*Exercice proposé*
Répondez aux questions suivantes d'après l'extrait sur le désherbage mécanique des céréales d'hiver.
1. Selon les essais de l'institut technique, quelle est l'efficacité moyenne d'un passage de herse-étrille ou de houe rotative ?
2. Entre quels deux éléments faut-il trouver un compromis pour bien régler la herse-étrille ?
3. Combien de jours sans pluie doivent suivre l'intervention lorsqu'il fait chaud ?

*Extrait retenu*
============================================================

« Si, pour des cultures comme le colza ou le maïs, le désherbage mécanique peut être envisagé sans trop de difficultés, avec les céréales d'hiver, son efficacité est variable et les jours disponibles pour intervenir sont limités, explique Ludovic Bodin, spécialiste du désherbage à Arvalis.

D'après les essais mis en place par l'institut technique, l'efficacité moyenne d'un passage de herse-étrille ou de houe rotative n'est que de 36 %, avec des variations de 0 à 70 %.

 

La herse-étrille nécessite un peu de temps pour être bien réglée. Il faut trouver le bon compromis entre agressivité des dents et pertes de pieds.

 

Quatre jours sans pluie

« La réussite du désherbage mécanique est fortement dépendante des conditions d'intervention, indique-t-il. Pour que la technique fonctionne, le sol doit être suffisamment ressuyé, les mauvaises herbes jeunes ou en cours de germination, et l'intervention suivie de quatre jours sans pluie, deux s'il fait chaud. »

============================================================

*Section des données*
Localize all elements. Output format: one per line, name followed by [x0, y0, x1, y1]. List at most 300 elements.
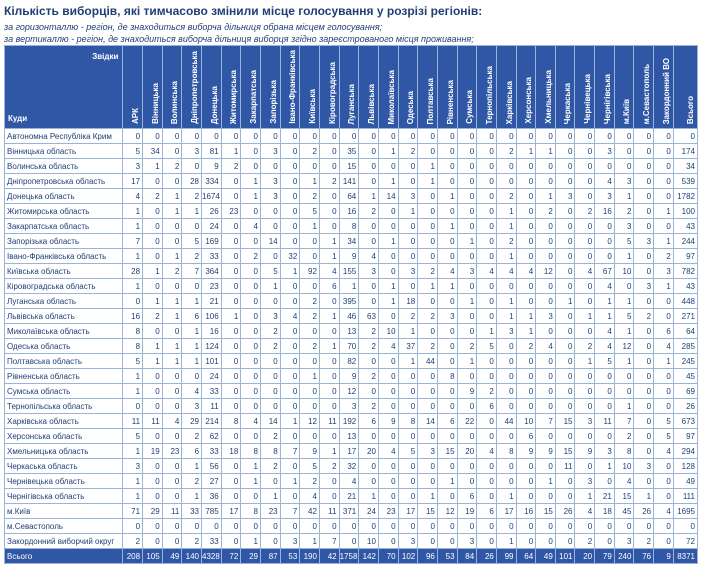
table-cell: 0	[143, 249, 163, 264]
table-cell: 1	[143, 294, 163, 309]
table-header-row	[5, 46, 698, 129]
subtitle-vertical: за вертикаллю - регіон, де знаходиться виборча дільниця виборця згідно зареєстрованого місця проживання;	[4, 34, 474, 44]
table-cell: 0	[260, 249, 280, 264]
table-cell: 1	[162, 189, 182, 204]
table-cell: 1	[182, 324, 202, 339]
table-cell: 0	[418, 369, 438, 384]
table-cell: 4	[280, 309, 300, 324]
table-cell: 0	[516, 459, 536, 474]
table-cell: 36	[202, 489, 222, 504]
table-cell: 285	[673, 339, 697, 354]
table-cell: 0	[457, 324, 477, 339]
table-cell: 0	[280, 144, 300, 159]
table-cell: 2	[300, 189, 320, 204]
table-cell: 0	[437, 354, 457, 369]
table-cell: 1	[280, 264, 300, 279]
table-cell: 0	[457, 129, 477, 144]
subtitle-horizontal: за горизонталлю - регіон, де знаходиться виборча дільниця обрана місцем голосування;	[4, 22, 383, 32]
table-cell: 0	[143, 219, 163, 234]
table-cell: 11	[555, 459, 575, 474]
table-cell: 7	[536, 414, 556, 429]
table-cell: 3	[123, 459, 143, 474]
table-cell: 4	[319, 264, 339, 279]
table-cell: 0	[319, 219, 339, 234]
table-cell: 97	[673, 429, 697, 444]
table-cell: 0	[496, 474, 516, 489]
table-cell: 56	[202, 459, 222, 474]
table-cell: 0	[575, 234, 595, 249]
table-cell: 2	[516, 339, 536, 354]
table-cell: 1674	[202, 189, 222, 204]
table-cell: 0	[516, 204, 536, 219]
table-cell: 3	[654, 264, 674, 279]
column-header-label: Полтавська	[425, 77, 435, 124]
table-cell: 1	[378, 174, 398, 189]
table-row	[5, 144, 698, 159]
table-cell: 395	[339, 294, 359, 309]
table-cell: 2	[634, 309, 654, 324]
table-cell: 0	[477, 129, 497, 144]
table-cell: 0	[378, 459, 398, 474]
table-cell: 1	[654, 279, 674, 294]
table-cell: 2	[634, 534, 654, 549]
table-cell: 0	[182, 159, 202, 174]
table-cell: 4	[536, 339, 556, 354]
table-cell: 0	[496, 129, 516, 144]
table-cell: 0	[260, 474, 280, 489]
table-cell: 5	[300, 204, 320, 219]
table-cell: 3	[398, 264, 418, 279]
table-cell: 4	[123, 189, 143, 204]
table-cell: 16	[339, 204, 359, 219]
table-cell: 1695	[673, 504, 697, 519]
table-cell: 17	[221, 504, 241, 519]
table-row	[5, 459, 698, 474]
table-cell: 0	[143, 474, 163, 489]
column-header	[595, 46, 615, 129]
table-cell: 49	[673, 474, 697, 489]
table-row	[5, 519, 698, 534]
table-cell: 0	[162, 399, 182, 414]
table-cell: 2	[241, 249, 261, 264]
table-cell: 1758	[339, 549, 359, 564]
table-cell: 0	[221, 339, 241, 354]
table-cell: 111	[673, 489, 697, 504]
table-cell: 0	[634, 144, 654, 159]
table-cell: 0	[516, 189, 536, 204]
table-cell: 0	[516, 219, 536, 234]
table-cell: 0	[516, 354, 536, 369]
table-cell: 0	[555, 384, 575, 399]
table-row	[5, 189, 698, 204]
column-header-label: Волинська	[170, 80, 180, 124]
table-cell: 0	[654, 489, 674, 504]
table-cell: 15	[614, 489, 634, 504]
table-cell: 0	[536, 384, 556, 399]
table-cell: 2	[418, 309, 438, 324]
table-cell: 0	[654, 294, 674, 309]
table-cell: 0	[496, 399, 516, 414]
table-cell: 44	[418, 354, 438, 369]
table-cell: 4	[595, 339, 615, 354]
table-cell: 0	[123, 129, 143, 144]
row-region-name: Миколаївська область	[5, 324, 123, 339]
table-cell: 0	[575, 384, 595, 399]
table-cell: 1	[437, 219, 457, 234]
table-cell: 0	[241, 129, 261, 144]
table-cell: 0	[595, 519, 615, 534]
table-cell: 84	[457, 549, 477, 564]
column-header	[241, 46, 261, 129]
table-cell: 3	[437, 309, 457, 324]
table-cell: 0	[300, 249, 320, 264]
table-cell: 27	[202, 474, 222, 489]
table-cell: 0	[595, 219, 615, 234]
table-cell: 3	[595, 144, 615, 159]
table-cell: 0	[496, 279, 516, 294]
table-cell: 46	[339, 309, 359, 324]
table-cell: 34	[673, 159, 697, 174]
table-cell: 62	[202, 429, 222, 444]
table-cell: 0	[319, 369, 339, 384]
table-cell: 0	[536, 429, 556, 444]
table-row	[5, 504, 698, 519]
table-cell: 10	[516, 414, 536, 429]
table-cell: 0	[634, 204, 654, 219]
table-cell: 0	[654, 399, 674, 414]
table-cell: 0	[378, 429, 398, 444]
table-cell: 0	[654, 534, 674, 549]
table-cell: 0	[143, 459, 163, 474]
table-cell: 0	[162, 219, 182, 234]
table-cell: 0	[555, 144, 575, 159]
table-row	[5, 219, 698, 234]
column-header-label: Сумська	[465, 90, 475, 124]
table-cell: 0	[241, 489, 261, 504]
table-cell: 128	[673, 459, 697, 474]
table-cell: 0	[398, 489, 418, 504]
table-cell: 0	[457, 279, 477, 294]
table-cell: 4	[654, 504, 674, 519]
table-cell: 6	[457, 489, 477, 504]
table-cell: 2	[457, 339, 477, 354]
table-cell: 0	[378, 309, 398, 324]
table-cell: 0	[319, 129, 339, 144]
table-cell: 0	[241, 264, 261, 279]
table-cell: 0	[162, 129, 182, 144]
table-cell: 0	[339, 129, 359, 144]
table-cell: 2	[182, 474, 202, 489]
table-cell: 244	[673, 234, 697, 249]
table-cell: 0	[378, 264, 398, 279]
table-cell: 0	[280, 234, 300, 249]
table-cell: 9	[300, 444, 320, 459]
table-cell: 0	[300, 234, 320, 249]
table-cell: 1	[182, 339, 202, 354]
table-cell: 2	[260, 339, 280, 354]
table-cell: 0	[536, 519, 556, 534]
table-cell: 1	[143, 159, 163, 174]
table-cell: 22	[457, 414, 477, 429]
table-cell: 10	[378, 324, 398, 339]
table-cell: 10	[614, 459, 634, 474]
table-cell: 1	[536, 474, 556, 489]
table-cell: 76	[634, 549, 654, 564]
table-cell: 106	[202, 309, 222, 324]
table-cell: 0	[162, 384, 182, 399]
column-header-label: м.Київ	[622, 98, 632, 124]
table-cell: 3	[595, 444, 615, 459]
table-cell: 0	[300, 519, 320, 534]
column-header	[477, 46, 497, 129]
table-cell: 42	[319, 549, 339, 564]
table-cell: 53	[280, 549, 300, 564]
table-cell: 8	[614, 444, 634, 459]
table-cell: 2	[260, 324, 280, 339]
table-cell: 1	[319, 444, 339, 459]
row-region-name: Всього	[5, 549, 123, 564]
table-cell: 15	[555, 414, 575, 429]
table-cell: 0	[359, 384, 379, 399]
table-cell: 5	[123, 429, 143, 444]
table-cell: 1	[143, 264, 163, 279]
table-cell: 0	[398, 159, 418, 174]
table-cell: 0	[260, 219, 280, 234]
table-cell: 3	[614, 534, 634, 549]
table-cell: 0	[634, 324, 654, 339]
table-cell: 0	[398, 279, 418, 294]
table-cell: 0	[536, 324, 556, 339]
table-cell: 4	[437, 264, 457, 279]
table-cell: 0	[241, 294, 261, 309]
table-cell: 1	[182, 489, 202, 504]
table-cell: 0	[536, 234, 556, 249]
table-cell: 2	[359, 369, 379, 384]
table-cell: 1	[575, 354, 595, 369]
table-cell: 29	[182, 414, 202, 429]
table-cell: 0	[614, 159, 634, 174]
table-cell: 0	[339, 534, 359, 549]
table-cell: 0	[595, 399, 615, 414]
table-row	[5, 429, 698, 444]
table-cell: 0	[614, 129, 634, 144]
table-cell: 0	[280, 279, 300, 294]
table-cell: 0	[496, 429, 516, 444]
table-cell: 0	[398, 129, 418, 144]
table-cell: 0	[575, 399, 595, 414]
column-header	[339, 46, 359, 129]
table-cell: 1	[654, 354, 674, 369]
table-cell: 0	[241, 429, 261, 444]
table-cell: 0	[143, 384, 163, 399]
column-header	[555, 46, 575, 129]
table-cell: 0	[457, 399, 477, 414]
corner-to-label: Куди	[8, 114, 28, 123]
table-cell: 0	[241, 384, 261, 399]
table-cell: 4	[182, 384, 202, 399]
table-cell: 0	[536, 489, 556, 504]
table-cell: 1	[418, 489, 438, 504]
table-cell: 4328	[202, 549, 222, 564]
table-cell: 63	[359, 309, 379, 324]
table-cell: 9	[536, 444, 556, 459]
table-cell: 9	[378, 414, 398, 429]
table-cell: 4	[162, 414, 182, 429]
table-cell: 0	[143, 234, 163, 249]
column-header	[182, 46, 202, 129]
table-cell: 0	[555, 264, 575, 279]
column-header	[654, 46, 674, 129]
table-cell: 1	[654, 204, 674, 219]
table-cell: 1	[162, 294, 182, 309]
table-cell: 0	[378, 369, 398, 384]
table-cell: 2	[614, 429, 634, 444]
table-cell: 9	[339, 369, 359, 384]
table-cell: 2	[398, 309, 418, 324]
table-cell: 174	[673, 144, 697, 159]
table-cell: 0	[516, 399, 536, 414]
table-cell: 0	[418, 429, 438, 444]
table-cell: 0	[241, 309, 261, 324]
table-cell: 0	[319, 189, 339, 204]
table-cell: 19	[143, 444, 163, 459]
table-row	[5, 234, 698, 249]
column-header	[280, 46, 300, 129]
table-cell: 1	[241, 189, 261, 204]
table-cell: 15	[555, 444, 575, 459]
table-cell: 0	[123, 399, 143, 414]
table-cell: 3	[457, 534, 477, 549]
table-cell: 0	[378, 204, 398, 219]
table-cell: 0	[359, 144, 379, 159]
table-cell: 64	[339, 189, 359, 204]
table-cell: 6	[437, 414, 457, 429]
table-cell: 0	[221, 249, 241, 264]
table-row	[5, 444, 698, 459]
table-cell: 1	[221, 144, 241, 159]
table-cell: 12	[437, 504, 457, 519]
table-cell: 2	[260, 429, 280, 444]
table-cell: 0	[221, 294, 241, 309]
table-cell: 3	[339, 399, 359, 414]
table-cell: 14	[260, 234, 280, 249]
table-cell: 1	[123, 204, 143, 219]
table-cell: 0	[221, 474, 241, 489]
table-cell: 3	[182, 144, 202, 159]
table-cell: 101	[202, 354, 222, 369]
table-cell: 0	[378, 474, 398, 489]
table-cell: 0	[477, 189, 497, 204]
row-region-name: Рівненська область	[5, 369, 123, 384]
table-cell: 0	[437, 129, 457, 144]
table-cell: 6	[516, 429, 536, 444]
table-cell: 53	[437, 549, 457, 564]
table-cell: 1	[182, 354, 202, 369]
table-cell: 2	[418, 339, 438, 354]
table-cell: 33	[202, 384, 222, 399]
table-cell: 0	[280, 189, 300, 204]
table-cell: 0	[654, 474, 674, 489]
table-cell: 0	[319, 429, 339, 444]
table-cell: 49	[162, 549, 182, 564]
table-cell: 0	[202, 129, 222, 144]
column-header-label: м.Севастополь	[642, 63, 652, 124]
row-region-name: Івано-Франківська область	[5, 249, 123, 264]
table-cell: 64	[516, 549, 536, 564]
table-cell: 0	[654, 129, 674, 144]
table-row	[5, 474, 698, 489]
table-cell: 0	[359, 219, 379, 234]
table-cell: 0	[162, 534, 182, 549]
table-cell: 1	[614, 324, 634, 339]
table-cell: 0	[359, 234, 379, 249]
table-cell: 0	[654, 459, 674, 474]
table-cell: 0	[359, 519, 379, 534]
row-region-name: Вінницька область	[5, 144, 123, 159]
column-header-label: Миколаївська	[386, 69, 396, 124]
column-header	[634, 46, 654, 129]
table-cell: 6	[654, 324, 674, 339]
table-cell: 5	[398, 444, 418, 459]
table-cell: 0	[437, 534, 457, 549]
table-cell: 44	[496, 414, 516, 429]
table-cell: 0	[280, 294, 300, 309]
column-header-label: Рівненська	[445, 79, 455, 124]
table-cell: 2	[654, 249, 674, 264]
table-cell: 1	[123, 489, 143, 504]
row-region-name: Запорізька область	[5, 234, 123, 249]
table-cell: 0	[555, 369, 575, 384]
table-cell: 0	[654, 519, 674, 534]
table-cell: 3	[398, 189, 418, 204]
table-cell: 1	[614, 189, 634, 204]
table-cell: 1	[595, 294, 615, 309]
table-cell: 1	[123, 444, 143, 459]
table-cell: 1	[575, 309, 595, 324]
table-cell: 0	[634, 159, 654, 174]
table-cell: 0	[477, 369, 497, 384]
table-cell: 0	[575, 249, 595, 264]
table-cell: 4	[575, 264, 595, 279]
table-cell: 0	[359, 294, 379, 309]
table-cell: 1	[555, 294, 575, 309]
table-cell: 0	[300, 384, 320, 399]
table-cell: 0	[477, 429, 497, 444]
table-cell: 8	[260, 444, 280, 459]
table-cell: 2	[359, 204, 379, 219]
table-cell: 43	[673, 219, 697, 234]
table-cell: 4	[241, 414, 261, 429]
table-cell: 0	[418, 144, 438, 159]
table-cell: 0	[143, 429, 163, 444]
table-cell: 2	[496, 234, 516, 249]
column-header-label: Херсонська	[524, 77, 534, 124]
table-cell: 0	[398, 459, 418, 474]
table-cell: 1	[496, 309, 516, 324]
table-cell: 3	[280, 534, 300, 549]
table-cell: 0	[378, 354, 398, 369]
table-cell: 0	[654, 174, 674, 189]
table-cell: 0	[457, 174, 477, 189]
table-cell: 1	[123, 249, 143, 264]
table-cell: 64	[673, 324, 697, 339]
column-header	[319, 46, 339, 129]
table-cell: 0	[595, 249, 615, 264]
table-cell: 0	[437, 234, 457, 249]
table-cell: 0	[398, 474, 418, 489]
table-cell: 5	[477, 339, 497, 354]
table-cell: 0	[241, 519, 261, 534]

============================================================

*Réponse attendue*
1. 36 %.
2. L'agressivité des dents et les pertes de pieds.
3. Deux jours.